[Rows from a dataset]
☆ ☆ ☆ ☆ ☆

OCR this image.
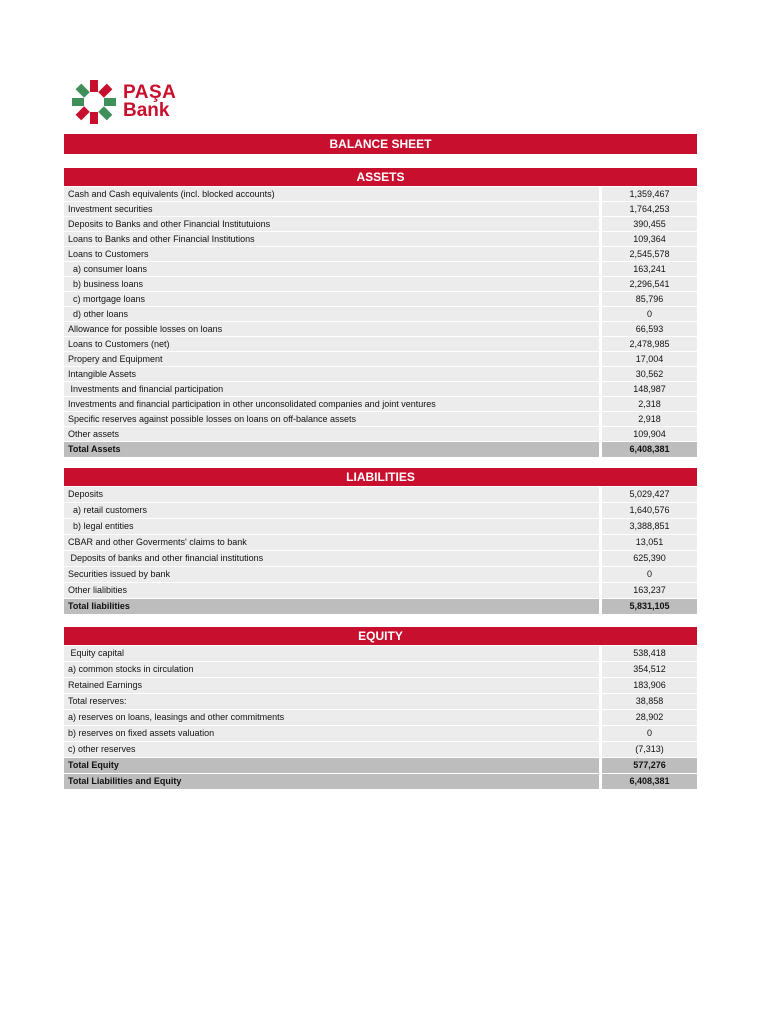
PAŞA
Bank
BALANCE SHEET
ASSETS
Cash and Cash equivalents (incl. blocked accounts)	1,359,467
Investment securities	1,764,253
Deposits to Banks and other Financial Institutuions	390,455
Loans to Banks and other Financial Institutions	109,364
Loans to Customers	2,545,578
a) consumer loans	163,241
b) business loans	2,296,541
c) mortgage loans	85,796
d) other loans	0
Allowance for possible losses on loans	66,593
Loans to Customers (net)	2,478,985
Propery and Equipment	17,004
Intangible Assets	30,562
Investments and financial participation	148,987
Investments and financial participation in other unconsolidated companies and joint ventures	2,318
Specific reserves against possible losses on loans on off-balance assets	2,918
Other assets	109,904
Total Assets	6,408,381
LIABILITIES
Deposits	5,029,427
a) retail customers	1,640,576
b) legal entities	3,388,851
CBAR and other Goverments' claims to bank	13,051
Deposits of banks and other financial institutions	625,390
Securities issued by bank	0
Other lialibities	163,237
Total liabilities	5,831,105
EQUITY
Equity capital	538,418
a) common stocks in circulation	354,512
Retained Earnings	183,906
Total reserves:	38,858
a) reserves on loans, leasings and other commitments	28,902
b) reserves on fixed assets valuation	0
c) other reserves	(7,313)
Total Equity	577,276
Total Liabilities and Equity	6,408,381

☆ ☆ ☆ ☆ ☆

Goal: Return the listing above in full and without alteration, excluding its pictures.

Output of the exercise:
OCR this image.
PAŞA
Bank
BALANCE SHEET
ASSETS
Cash and Cash equivalents (incl. blocked accounts)	1,359,467
Investment securities	1,764,253
Deposits to Banks and other Financial Institutuions	390,455
Loans to Banks and other Financial Institutions	109,364
Loans to Customers	2,545,578
a) consumer loans	163,241
b) business loans	2,296,541
c) mortgage loans	85,796
d) other loans	0
Allowance for possible losses on loans	66,593
Loans to Customers (net)	2,478,985
Propery and Equipment	17,004
Intangible Assets	30,562
Investments and financial participation	148,987
Investments and financial participation in other unconsolidated companies and joint ventures	2,318
Specific reserves against possible losses on loans on off-balance assets	2,918
Other assets	109,904
Total Assets	6,408,381
LIABILITIES
Deposits	5,029,427
a) retail customers	1,640,576
b) legal entities	3,388,851
CBAR and other Goverments' claims to bank	13,051
Deposits of banks and other financial institutions	625,390
Securities issued by bank	0
Other lialibities	163,237
Total liabilities	5,831,105
EQUITY
Equity capital	538,418
a) common stocks in circulation	354,512
Retained Earnings	183,906
Total reserves:	38,858
a) reserves on loans, leasings and other commitments	28,902
b) reserves on fixed assets valuation	0
c) other reserves	(7,313)
Total Equity	577,276
Total Liabilities and Equity	6,408,381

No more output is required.